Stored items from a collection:
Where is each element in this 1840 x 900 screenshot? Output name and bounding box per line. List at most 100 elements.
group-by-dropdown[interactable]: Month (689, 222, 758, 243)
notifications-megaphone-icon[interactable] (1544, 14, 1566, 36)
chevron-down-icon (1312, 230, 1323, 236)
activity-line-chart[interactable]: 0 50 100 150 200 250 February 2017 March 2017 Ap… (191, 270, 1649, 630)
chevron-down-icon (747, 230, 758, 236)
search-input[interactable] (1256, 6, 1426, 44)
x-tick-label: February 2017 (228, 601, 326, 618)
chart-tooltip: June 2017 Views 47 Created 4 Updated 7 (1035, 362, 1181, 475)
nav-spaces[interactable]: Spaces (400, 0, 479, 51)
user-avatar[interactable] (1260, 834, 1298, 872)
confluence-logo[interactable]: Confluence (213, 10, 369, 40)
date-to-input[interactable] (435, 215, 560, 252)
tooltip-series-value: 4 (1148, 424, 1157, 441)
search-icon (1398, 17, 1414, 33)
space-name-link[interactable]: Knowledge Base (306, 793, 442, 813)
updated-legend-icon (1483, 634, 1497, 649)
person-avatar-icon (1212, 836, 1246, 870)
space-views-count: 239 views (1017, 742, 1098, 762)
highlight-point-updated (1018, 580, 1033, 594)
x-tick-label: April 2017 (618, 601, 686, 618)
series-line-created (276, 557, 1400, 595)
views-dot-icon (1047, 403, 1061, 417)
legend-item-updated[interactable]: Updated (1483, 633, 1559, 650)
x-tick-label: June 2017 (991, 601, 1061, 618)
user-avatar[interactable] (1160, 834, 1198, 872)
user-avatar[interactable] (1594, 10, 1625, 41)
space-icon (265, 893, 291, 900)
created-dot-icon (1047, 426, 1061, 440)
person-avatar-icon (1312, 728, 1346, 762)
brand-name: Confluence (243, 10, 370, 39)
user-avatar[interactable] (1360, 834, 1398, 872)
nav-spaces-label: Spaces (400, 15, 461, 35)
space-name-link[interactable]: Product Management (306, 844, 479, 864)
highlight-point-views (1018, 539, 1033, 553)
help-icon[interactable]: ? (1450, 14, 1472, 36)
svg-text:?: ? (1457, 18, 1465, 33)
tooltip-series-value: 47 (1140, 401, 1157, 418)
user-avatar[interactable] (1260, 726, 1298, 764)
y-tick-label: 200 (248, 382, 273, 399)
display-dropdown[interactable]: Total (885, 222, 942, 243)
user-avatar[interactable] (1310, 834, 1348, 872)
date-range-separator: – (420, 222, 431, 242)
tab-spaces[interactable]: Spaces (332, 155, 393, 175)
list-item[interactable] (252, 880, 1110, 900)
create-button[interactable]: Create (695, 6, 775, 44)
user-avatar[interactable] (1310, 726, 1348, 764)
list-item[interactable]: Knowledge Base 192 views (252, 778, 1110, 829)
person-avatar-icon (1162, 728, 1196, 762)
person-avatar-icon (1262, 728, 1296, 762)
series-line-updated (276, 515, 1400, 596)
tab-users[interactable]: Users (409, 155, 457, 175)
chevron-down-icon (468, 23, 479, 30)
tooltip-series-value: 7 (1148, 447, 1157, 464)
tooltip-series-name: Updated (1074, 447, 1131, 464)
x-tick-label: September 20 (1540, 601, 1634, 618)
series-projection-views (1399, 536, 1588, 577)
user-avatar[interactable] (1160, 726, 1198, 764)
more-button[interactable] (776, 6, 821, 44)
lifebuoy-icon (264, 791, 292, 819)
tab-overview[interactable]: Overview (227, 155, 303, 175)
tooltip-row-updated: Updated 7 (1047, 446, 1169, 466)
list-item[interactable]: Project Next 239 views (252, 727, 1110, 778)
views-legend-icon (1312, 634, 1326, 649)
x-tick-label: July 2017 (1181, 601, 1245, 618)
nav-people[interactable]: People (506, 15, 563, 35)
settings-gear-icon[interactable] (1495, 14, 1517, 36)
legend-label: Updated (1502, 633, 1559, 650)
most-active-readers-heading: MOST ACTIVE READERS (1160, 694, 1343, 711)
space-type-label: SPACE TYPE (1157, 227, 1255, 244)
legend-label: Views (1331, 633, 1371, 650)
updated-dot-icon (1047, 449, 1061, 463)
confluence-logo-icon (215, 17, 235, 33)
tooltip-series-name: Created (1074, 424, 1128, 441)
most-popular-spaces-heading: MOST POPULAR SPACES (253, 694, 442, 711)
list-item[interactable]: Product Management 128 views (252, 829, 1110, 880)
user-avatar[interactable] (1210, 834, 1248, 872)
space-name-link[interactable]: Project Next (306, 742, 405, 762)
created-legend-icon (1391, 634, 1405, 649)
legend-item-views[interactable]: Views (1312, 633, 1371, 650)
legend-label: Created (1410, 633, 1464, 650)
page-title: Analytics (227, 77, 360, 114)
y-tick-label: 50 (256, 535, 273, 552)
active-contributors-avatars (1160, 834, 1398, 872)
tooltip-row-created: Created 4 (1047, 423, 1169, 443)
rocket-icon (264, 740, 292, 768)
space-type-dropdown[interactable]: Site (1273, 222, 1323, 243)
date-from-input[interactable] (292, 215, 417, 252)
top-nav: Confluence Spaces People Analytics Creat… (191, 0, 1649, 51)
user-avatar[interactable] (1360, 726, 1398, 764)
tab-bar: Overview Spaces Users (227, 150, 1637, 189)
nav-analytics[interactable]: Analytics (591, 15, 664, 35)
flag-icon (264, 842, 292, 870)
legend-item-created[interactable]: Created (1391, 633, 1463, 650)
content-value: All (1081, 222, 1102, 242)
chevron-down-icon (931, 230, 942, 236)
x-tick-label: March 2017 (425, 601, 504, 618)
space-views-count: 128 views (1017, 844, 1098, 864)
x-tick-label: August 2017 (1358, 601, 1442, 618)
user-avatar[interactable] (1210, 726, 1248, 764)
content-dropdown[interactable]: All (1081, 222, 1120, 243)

### Written request
Quote the stretch from the start of the records through the line containing "space-views-count: 239 views", reproducing every line verbatim.

### Worked solution
Where is each element in this 1840 x 900 screenshot? Output name and bounding box per line. List at most 100 elements.
group-by-dropdown[interactable]: Month (689, 222, 758, 243)
notifications-megaphone-icon[interactable] (1544, 14, 1566, 36)
chevron-down-icon (1312, 230, 1323, 236)
activity-line-chart[interactable]: 0 50 100 150 200 250 February 2017 March 2017 Ap… (191, 270, 1649, 630)
chevron-down-icon (747, 230, 758, 236)
search-input[interactable] (1256, 6, 1426, 44)
x-tick-label: February 2017 (228, 601, 326, 618)
chart-tooltip: June 2017 Views 47 Created 4 Updated 7 (1035, 362, 1181, 475)
nav-spaces[interactable]: Spaces (400, 0, 479, 51)
user-avatar[interactable] (1260, 834, 1298, 872)
confluence-logo[interactable]: Confluence (213, 10, 369, 40)
date-to-input[interactable] (435, 215, 560, 252)
tooltip-series-value: 4 (1148, 424, 1157, 441)
search-icon (1398, 17, 1414, 33)
space-name-link[interactable]: Knowledge Base (306, 793, 442, 813)
updated-legend-icon (1483, 634, 1497, 649)
person-avatar-icon (1212, 836, 1246, 870)
space-views-count: 239 views (1017, 742, 1098, 762)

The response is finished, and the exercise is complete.